++++ RECORDS PROVIDED
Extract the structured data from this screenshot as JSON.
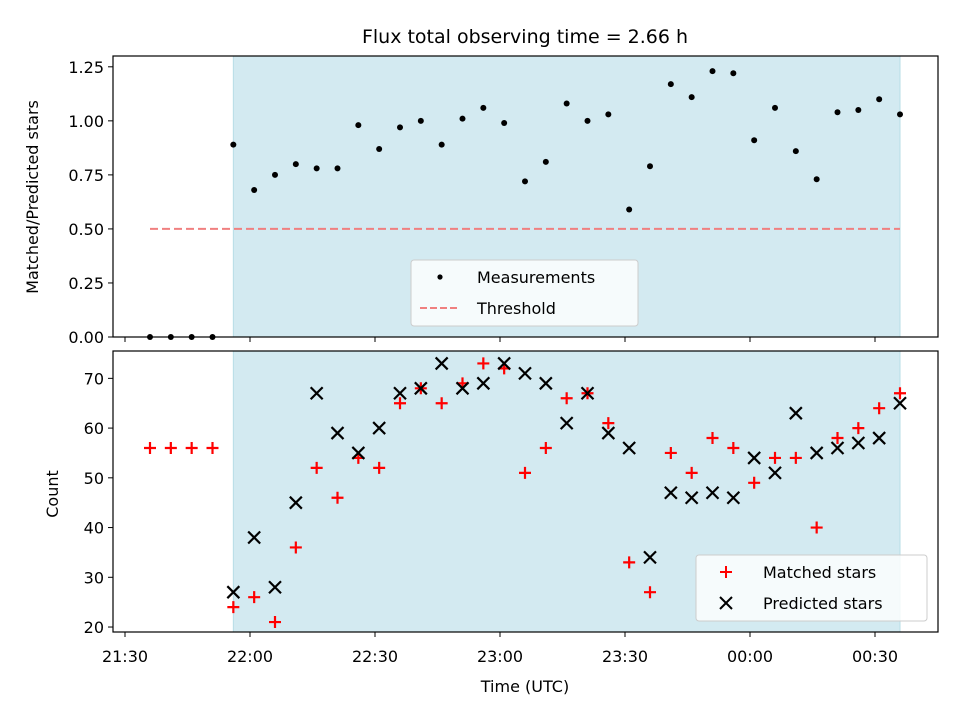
{
  "chart_data": [
    {
      "type": "scatter",
      "title": "Flux total observing time = 2.66 h",
      "xlabel": "",
      "ylabel": "Matched/Predicted stars",
      "ylim": [
        0,
        1.3
      ],
      "yticks": [
        "0.00",
        "0.25",
        "0.50",
        "0.75",
        "1.00",
        "1.25"
      ],
      "ytick_values": [
        0,
        0.25,
        0.5,
        0.75,
        1.0,
        1.25
      ],
      "shaded_x_range": [
        "21:56",
        "00:36"
      ],
      "legend_position": "lower-center",
      "series": [
        {
          "name": "Measurements",
          "marker": "dot",
          "color": "#000000",
          "points": [
            [
              "21:36",
              0.0
            ],
            [
              "21:41",
              0.0
            ],
            [
              "21:46",
              0.0
            ],
            [
              "21:51",
              0.0
            ],
            [
              "21:56",
              0.89
            ],
            [
              "22:01",
              0.68
            ],
            [
              "22:06",
              0.75
            ],
            [
              "22:11",
              0.8
            ],
            [
              "22:16",
              0.78
            ],
            [
              "22:21",
              0.78
            ],
            [
              "22:26",
              0.98
            ],
            [
              "22:31",
              0.87
            ],
            [
              "22:36",
              0.97
            ],
            [
              "22:41",
              1.0
            ],
            [
              "22:46",
              0.89
            ],
            [
              "22:51",
              1.01
            ],
            [
              "22:56",
              1.06
            ],
            [
              "23:01",
              0.99
            ],
            [
              "23:06",
              0.72
            ],
            [
              "23:11",
              0.81
            ],
            [
              "23:16",
              1.08
            ],
            [
              "23:21",
              1.0
            ],
            [
              "23:26",
              1.03
            ],
            [
              "23:31",
              0.59
            ],
            [
              "23:36",
              0.79
            ],
            [
              "23:41",
              1.17
            ],
            [
              "23:46",
              1.11
            ],
            [
              "23:51",
              1.23
            ],
            [
              "23:56",
              1.22
            ],
            [
              "00:01",
              0.91
            ],
            [
              "00:06",
              1.06
            ],
            [
              "00:11",
              0.86
            ],
            [
              "00:16",
              0.73
            ],
            [
              "00:21",
              1.04
            ],
            [
              "00:26",
              1.05
            ],
            [
              "00:31",
              1.1
            ],
            [
              "00:36",
              1.03
            ]
          ]
        },
        {
          "name": "Threshold",
          "marker": "dashed-line",
          "color": "#f08080",
          "points": [
            [
              "21:36",
              0.5
            ],
            [
              "00:36",
              0.5
            ]
          ]
        }
      ]
    },
    {
      "type": "scatter",
      "title": "",
      "xlabel": "Time (UTC)",
      "ylabel": "Count",
      "ylim": [
        19,
        75.5
      ],
      "yticks": [
        "20",
        "30",
        "40",
        "50",
        "60",
        "70"
      ],
      "ytick_values": [
        20,
        30,
        40,
        50,
        60,
        70
      ],
      "xticks": [
        "21:30",
        "22:00",
        "22:30",
        "23:00",
        "23:30",
        "00:00",
        "00:30"
      ],
      "shaded_x_range": [
        "21:56",
        "00:36"
      ],
      "legend_position": "lower-right",
      "series": [
        {
          "name": "Matched stars",
          "marker": "plus",
          "color": "#ff0000",
          "points": [
            [
              "21:36",
              56
            ],
            [
              "21:41",
              56
            ],
            [
              "21:46",
              56
            ],
            [
              "21:51",
              56
            ],
            [
              "21:56",
              24
            ],
            [
              "22:01",
              26
            ],
            [
              "22:06",
              21
            ],
            [
              "22:11",
              36
            ],
            [
              "22:16",
              52
            ],
            [
              "22:21",
              46
            ],
            [
              "22:26",
              54
            ],
            [
              "22:31",
              52
            ],
            [
              "22:36",
              65
            ],
            [
              "22:41",
              68
            ],
            [
              "22:46",
              65
            ],
            [
              "22:51",
              69
            ],
            [
              "22:56",
              73
            ],
            [
              "23:01",
              72
            ],
            [
              "23:06",
              51
            ],
            [
              "23:11",
              56
            ],
            [
              "23:16",
              66
            ],
            [
              "23:21",
              67
            ],
            [
              "23:26",
              61
            ],
            [
              "23:31",
              33
            ],
            [
              "23:36",
              27
            ],
            [
              "23:41",
              55
            ],
            [
              "23:46",
              51
            ],
            [
              "23:51",
              58
            ],
            [
              "23:56",
              56
            ],
            [
              "00:01",
              49
            ],
            [
              "00:06",
              54
            ],
            [
              "00:11",
              54
            ],
            [
              "00:16",
              40
            ],
            [
              "00:21",
              58
            ],
            [
              "00:26",
              60
            ],
            [
              "00:31",
              64
            ],
            [
              "00:36",
              67
            ]
          ]
        },
        {
          "name": "Predicted stars",
          "marker": "x",
          "color": "#000000",
          "points": [
            [
              "21:56",
              27
            ],
            [
              "22:01",
              38
            ],
            [
              "22:06",
              28
            ],
            [
              "22:11",
              45
            ],
            [
              "22:16",
              67
            ],
            [
              "22:21",
              59
            ],
            [
              "22:26",
              55
            ],
            [
              "22:31",
              60
            ],
            [
              "22:36",
              67
            ],
            [
              "22:41",
              68
            ],
            [
              "22:46",
              73
            ],
            [
              "22:51",
              68
            ],
            [
              "22:56",
              69
            ],
            [
              "23:01",
              73
            ],
            [
              "23:06",
              71
            ],
            [
              "23:11",
              69
            ],
            [
              "23:16",
              61
            ],
            [
              "23:21",
              67
            ],
            [
              "23:26",
              59
            ],
            [
              "23:31",
              56
            ],
            [
              "23:36",
              34
            ],
            [
              "23:41",
              47
            ],
            [
              "23:46",
              46
            ],
            [
              "23:51",
              47
            ],
            [
              "23:56",
              46
            ],
            [
              "00:01",
              54
            ],
            [
              "00:06",
              51
            ],
            [
              "00:11",
              63
            ],
            [
              "00:16",
              55
            ],
            [
              "00:21",
              56
            ],
            [
              "00:26",
              57
            ],
            [
              "00:31",
              58
            ],
            [
              "00:36",
              65
            ]
          ]
        }
      ]
    }
  ],
  "colors": {
    "shade": "#d3eaf1",
    "shade_edge": "#b7dde6",
    "measurement": "#000000",
    "threshold": "#f08080",
    "matched": "#ff0000",
    "predicted": "#000000"
  }
}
++++++++
**WHAT YOU NEED TO DO:**
Pictures are to be left out; the records above must be repeated word for word.

**RESULT FOR THIS EXERCISE:**
Extract the structured data from this screenshot as JSON.
{
  "chart_data": [
    {
      "type": "scatter",
      "title": "Flux total observing time = 2.66 h",
      "xlabel": "",
      "ylabel": "Matched/Predicted stars",
      "ylim": [
        0,
        1.3
      ],
      "yticks": [
        "0.00",
        "0.25",
        "0.50",
        "0.75",
        "1.00",
        "1.25"
      ],
      "ytick_values": [
        0,
        0.25,
        0.5,
        0.75,
        1.0,
        1.25
      ],
      "shaded_x_range": [
        "21:56",
        "00:36"
      ],
      "legend_position": "lower-center",
      "series": [
        {
          "name": "Measurements",
          "marker": "dot",
          "color": "#000000",
          "points": [
            [
              "21:36",
              0.0
            ],
            [
              "21:41",
              0.0
            ],
            [
              "21:46",
              0.0
            ],
            [
              "21:51",
              0.0
            ],
            [
              "21:56",
              0.89
            ],
            [
              "22:01",
              0.68
            ],
            [
              "22:06",
              0.75
            ],
            [
              "22:11",
              0.8
            ],
            [
              "22:16",
              0.78
            ],
            [
              "22:21",
              0.78
            ],
            [
              "22:26",
              0.98
            ],
            [
              "22:31",
              0.87
            ],
            [
              "22:36",
              0.97
            ],
            [
              "22:41",
              1.0
            ],
            [
              "22:46",
              0.89
            ],
            [
              "22:51",
              1.01
            ],
            [
              "22:56",
              1.06
            ],
            [
              "23:01",
              0.99
            ],
            [
              "23:06",
              0.72
            ],
            [
              "23:11",
              0.81
            ],
            [
              "23:16",
              1.08
            ],
            [
              "23:21",
              1.0
            ],
            [
              "23:26",
              1.03
            ],
            [
              "23:31",
              0.59
            ],
            [
              "23:36",
              0.79
            ],
            [
              "23:41",
              1.17
            ],
            [
              "23:46",
              1.11
            ],
            [
              "23:51",
              1.23
            ],
            [
              "23:56",
              1.22
            ],
            [
              "00:01",
              0.91
            ],
            [
              "00:06",
              1.06
            ],
            [
              "00:11",
              0.86
            ],
            [
              "00:16",
              0.73
            ],
            [
              "00:21",
              1.04
            ],
            [
              "00:26",
              1.05
            ],
            [
              "00:31",
              1.1
            ],
            [
              "00:36",
              1.03
            ]
          ]
        },
        {
          "name": "Threshold",
          "marker": "dashed-line",
          "color": "#f08080",
          "points": [
            [
              "21:36",
              0.5
            ],
            [
              "00:36",
              0.5
            ]
          ]
        }
      ]
    },
    {
      "type": "scatter",
      "title": "",
      "xlabel": "Time (UTC)",
      "ylabel": "Count",
      "ylim": [
        19,
        75.5
      ],
      "yticks": [
        "20",
        "30",
        "40",
        "50",
        "60",
        "70"
      ],
      "ytick_values": [
        20,
        30,
        40,
        50,
        60,
        70
      ],
      "xticks": [
        "21:30",
        "22:00",
        "22:30",
        "23:00",
        "23:30",
        "00:00",
        "00:30"
      ],
      "shaded_x_range": [
        "21:56",
        "00:36"
      ],
      "legend_position": "lower-right",
      "series": [
        {
          "name": "Matched stars",
          "marker": "plus",
          "color": "#ff0000",
          "points": [
            [
              "21:36",
              56
            ],
            [
              "21:41",
              56
            ],
            [
              "21:46",
              56
            ],
            [
              "21:51",
              56
            ],
            [
              "21:56",
              24
            ],
            [
              "22:01",
              26
            ],
            [
              "22:06",
              21
            ],
            [
              "22:11",
              36
            ],
            [
              "22:16",
              52
            ],
            [
              "22:21",
              46
            ],
            [
              "22:26",
              54
            ],
            [
              "22:31",
              52
            ],
            [
              "22:36",
              65
            ],
            [
              "22:41",
              68
            ],
            [
              "22:46",
              65
            ],
            [
              "22:51",
              69
            ],
            [
              "22:56",
              73
            ],
            [
              "23:01",
              72
            ],
            [
              "23:06",
              51
            ],
            [
              "23:11",
              56
            ],
            [
              "23:16",
              66
            ],
            [
              "23:21",
              67
            ],
            [
              "23:26",
              61
            ],
            [
              "23:31",
              33
            ],
            [
              "23:36",
              27
            ],
            [
              "23:41",
              55
            ],
            [
              "23:46",
              51
            ],
            [
              "23:51",
              58
            ],
            [
              "23:56",
              56
            ],
            [
              "00:01",
              49
            ],
            [
              "00:06",
              54
            ],
            [
              "00:11",
              54
            ],
            [
              "00:16",
              40
            ],
            [
              "00:21",
              58
            ],
            [
              "00:26",
              60
            ],
            [
              "00:31",
              64
            ],
            [
              "00:36",
              67
            ]
          ]
        },
        {
          "name": "Predicted stars",
          "marker": "x",
          "color": "#000000",
          "points": [
            [
              "21:56",
              27
            ],
            [
              "22:01",
              38
            ],
            [
              "22:06",
              28
            ],
            [
              "22:11",
              45
            ],
            [
              "22:16",
              67
            ],
            [
              "22:21",
              59
            ],
            [
              "22:26",
              55
            ],
            [
              "22:31",
              60
            ],
            [
              "22:36",
              67
            ],
            [
              "22:41",
              68
            ],
            [
              "22:46",
              73
            ],
            [
              "22:51",
              68
            ],
            [
              "22:56",
              69
            ],
            [
              "23:01",
              73
            ],
            [
              "23:06",
              71
            ],
            [
              "23:11",
              69
            ],
            [
              "23:16",
              61
            ],
            [
              "23:21",
              67
            ],
            [
              "23:26",
              59
            ],
            [
              "23:31",
              56
            ],
            [
              "23:36",
              34
            ],
            [
              "23:41",
              47
            ],
            [
              "23:46",
              46
            ],
            [
              "23:51",
              47
            ],
            [
              "23:56",
              46
            ],
            [
              "00:01",
              54
            ],
            [
              "00:06",
              51
            ],
            [
              "00:11",
              63
            ],
            [
              "00:16",
              55
            ],
            [
              "00:21",
              56
            ],
            [
              "00:26",
              57
            ],
            [
              "00:31",
              58
            ],
            [
              "00:36",
              65
            ]
          ]
        }
      ]
    }
  ],
  "colors": {
    "shade": "#d3eaf1",
    "shade_edge": "#b7dde6",
    "measurement": "#000000",
    "threshold": "#f08080",
    "matched": "#ff0000",
    "predicted": "#000000"
  }
}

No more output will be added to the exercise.